* **Written task**:
Extract the records in full, leaving every picture out.

··· Extracted information ···

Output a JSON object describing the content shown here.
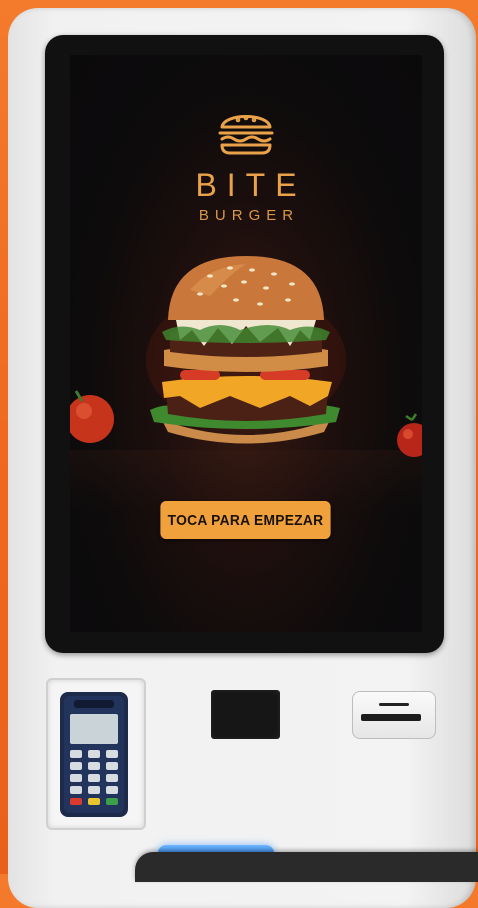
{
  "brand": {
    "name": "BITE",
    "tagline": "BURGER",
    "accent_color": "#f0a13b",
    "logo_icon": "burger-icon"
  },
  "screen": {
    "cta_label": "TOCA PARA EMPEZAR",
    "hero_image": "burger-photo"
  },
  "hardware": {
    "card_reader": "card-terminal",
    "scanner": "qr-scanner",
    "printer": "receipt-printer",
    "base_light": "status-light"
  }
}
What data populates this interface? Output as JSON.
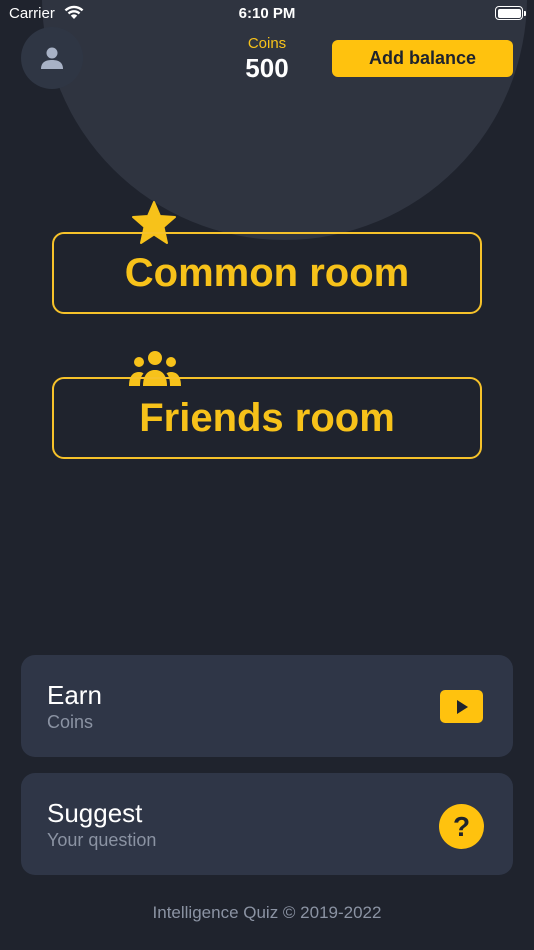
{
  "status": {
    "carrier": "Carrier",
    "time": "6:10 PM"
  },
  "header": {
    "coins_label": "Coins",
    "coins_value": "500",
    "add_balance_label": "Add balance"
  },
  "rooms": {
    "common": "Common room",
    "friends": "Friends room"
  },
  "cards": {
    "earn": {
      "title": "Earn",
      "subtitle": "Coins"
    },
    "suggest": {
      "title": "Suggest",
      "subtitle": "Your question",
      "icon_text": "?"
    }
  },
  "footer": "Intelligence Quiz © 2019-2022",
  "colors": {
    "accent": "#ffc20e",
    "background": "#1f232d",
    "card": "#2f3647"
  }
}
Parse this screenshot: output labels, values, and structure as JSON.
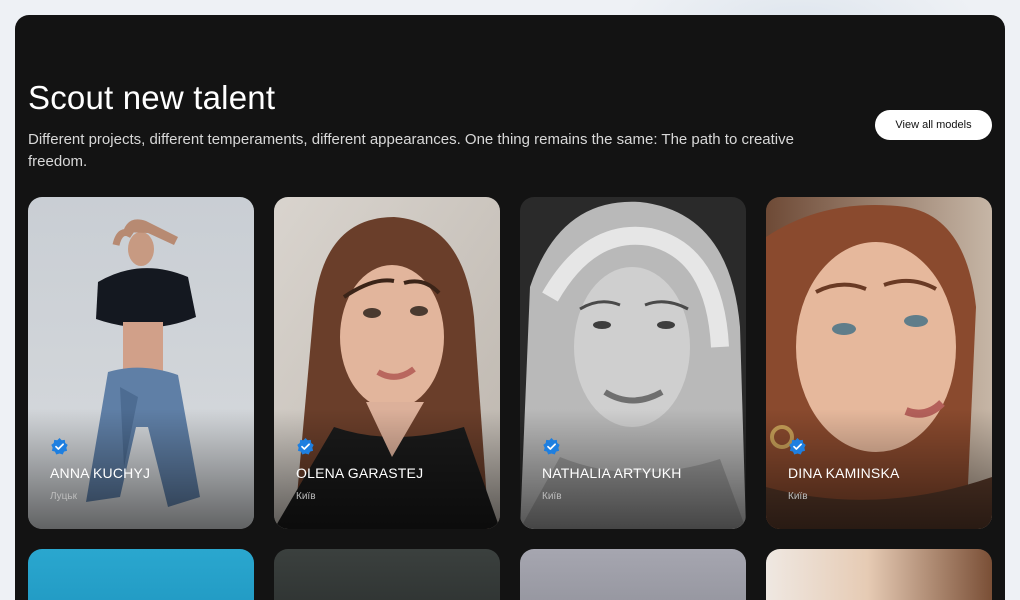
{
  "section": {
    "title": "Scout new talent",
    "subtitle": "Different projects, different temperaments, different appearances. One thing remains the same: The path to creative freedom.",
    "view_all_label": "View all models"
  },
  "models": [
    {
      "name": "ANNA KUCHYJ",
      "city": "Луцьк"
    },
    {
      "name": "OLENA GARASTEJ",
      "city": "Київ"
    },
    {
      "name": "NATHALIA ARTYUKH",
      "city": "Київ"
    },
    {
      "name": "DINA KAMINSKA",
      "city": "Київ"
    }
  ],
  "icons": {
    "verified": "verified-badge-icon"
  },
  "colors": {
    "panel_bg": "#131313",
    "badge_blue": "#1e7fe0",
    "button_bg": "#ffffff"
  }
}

···

* **Task response**:
Output a JSON object describing the content shown here.
{
  "brand": {
    "name": "BITE",
    "tagline": "BURGER",
    "accent_color": "#f0a13b",
    "logo_icon": "burger-icon"
  },
  "screen": {
    "cta_label": "TOCA PARA EMPEZAR",
    "hero_image": "burger-photo"
  },
  "hardware": {
    "card_reader": "card-terminal",
    "scanner": "qr-scanner",
    "printer": "receipt-printer",
    "base_light": "status-light"
  }
}
What data populates this interface? Output as JSON.
{
  "status": {
    "carrier": "Carrier",
    "time": "6:10 PM"
  },
  "header": {
    "coins_label": "Coins",
    "coins_value": "500",
    "add_balance_label": "Add balance"
  },
  "rooms": {
    "common": "Common room",
    "friends": "Friends room"
  },
  "cards": {
    "earn": {
      "title": "Earn",
      "subtitle": "Coins"
    },
    "suggest": {
      "title": "Suggest",
      "subtitle": "Your question",
      "icon_text": "?"
    }
  },
  "footer": "Intelligence Quiz © 2019-2022",
  "colors": {
    "accent": "#ffc20e",
    "background": "#1f232d",
    "card": "#2f3647"
  }
}
Parse this screenshot: output labels, values, and structure as JSON.
{
  "section": {
    "title": "Scout new talent",
    "subtitle": "Different projects, different temperaments, different appearances. One thing remains the same: The path to creative freedom.",
    "view_all_label": "View all models"
  },
  "models": [
    {
      "name": "ANNA KUCHYJ",
      "city": "Луцьк"
    },
    {
      "name": "OLENA GARASTEJ",
      "city": "Київ"
    },
    {
      "name": "NATHALIA ARTYUKH",
      "city": "Київ"
    },
    {
      "name": "DINA KAMINSKA",
      "city": "Київ"
    }
  ],
  "icons": {
    "verified": "verified-badge-icon"
  },
  "colors": {
    "panel_bg": "#131313",
    "badge_blue": "#1e7fe0",
    "button_bg": "#ffffff"
  }
}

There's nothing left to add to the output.